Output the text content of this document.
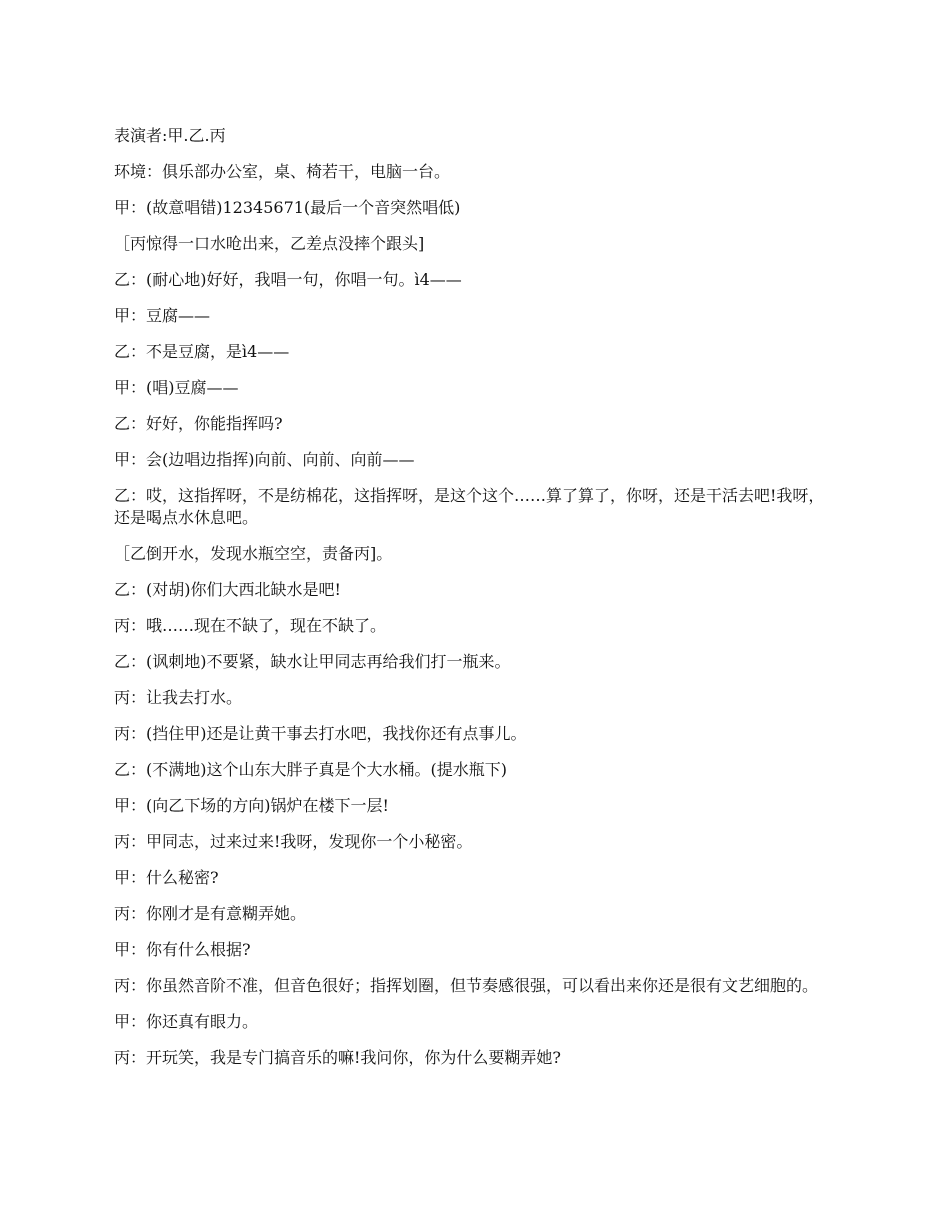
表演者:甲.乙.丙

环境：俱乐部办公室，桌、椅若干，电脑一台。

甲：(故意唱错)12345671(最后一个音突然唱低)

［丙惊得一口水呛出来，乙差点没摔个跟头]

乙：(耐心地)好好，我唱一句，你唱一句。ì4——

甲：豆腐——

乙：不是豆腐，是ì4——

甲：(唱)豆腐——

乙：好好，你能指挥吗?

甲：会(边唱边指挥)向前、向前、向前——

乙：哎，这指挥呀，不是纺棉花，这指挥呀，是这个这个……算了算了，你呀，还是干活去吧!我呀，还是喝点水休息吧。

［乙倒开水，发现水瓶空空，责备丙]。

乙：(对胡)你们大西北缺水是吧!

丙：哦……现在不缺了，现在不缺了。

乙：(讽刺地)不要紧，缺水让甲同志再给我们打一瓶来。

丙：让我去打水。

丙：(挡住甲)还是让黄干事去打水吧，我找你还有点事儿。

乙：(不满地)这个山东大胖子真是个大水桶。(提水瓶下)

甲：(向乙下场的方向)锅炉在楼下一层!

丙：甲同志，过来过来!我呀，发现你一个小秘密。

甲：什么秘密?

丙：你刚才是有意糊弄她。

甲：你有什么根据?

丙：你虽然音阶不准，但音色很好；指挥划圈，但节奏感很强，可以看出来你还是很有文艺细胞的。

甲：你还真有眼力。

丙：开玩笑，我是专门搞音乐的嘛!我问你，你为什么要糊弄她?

---

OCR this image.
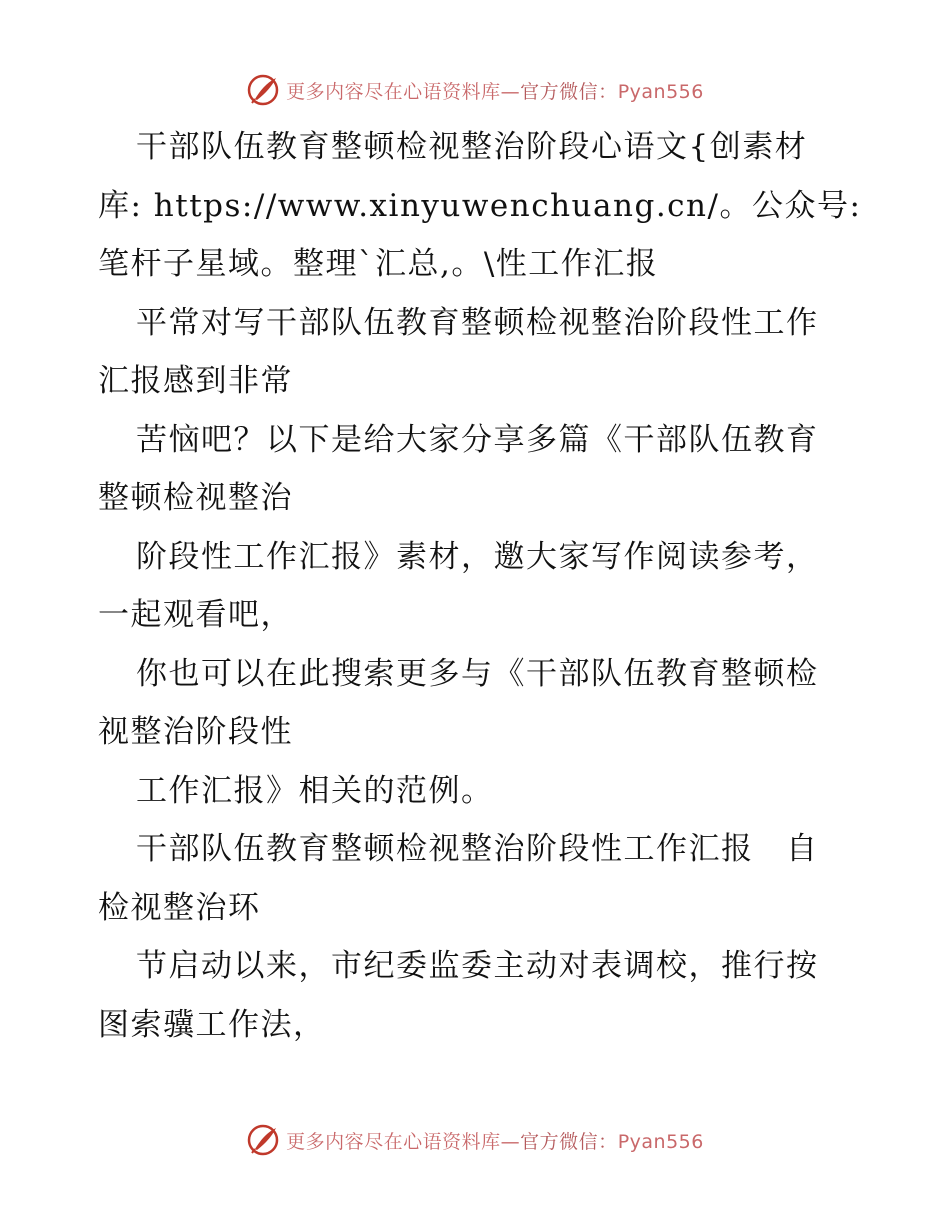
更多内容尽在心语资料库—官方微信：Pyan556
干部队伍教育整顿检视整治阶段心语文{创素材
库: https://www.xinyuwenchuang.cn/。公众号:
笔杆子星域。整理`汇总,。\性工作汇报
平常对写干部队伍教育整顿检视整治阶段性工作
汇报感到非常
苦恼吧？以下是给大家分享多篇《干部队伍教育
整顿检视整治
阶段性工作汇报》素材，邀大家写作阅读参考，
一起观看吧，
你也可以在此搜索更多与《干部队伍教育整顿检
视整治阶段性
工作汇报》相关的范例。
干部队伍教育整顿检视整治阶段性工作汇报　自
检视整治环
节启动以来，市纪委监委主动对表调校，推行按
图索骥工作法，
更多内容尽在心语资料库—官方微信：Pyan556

- Problem to solve:
In the entries above, identify every line with the word "this". Copy those lines.

- Expected output:
Output the text content of this document.
OCR this image.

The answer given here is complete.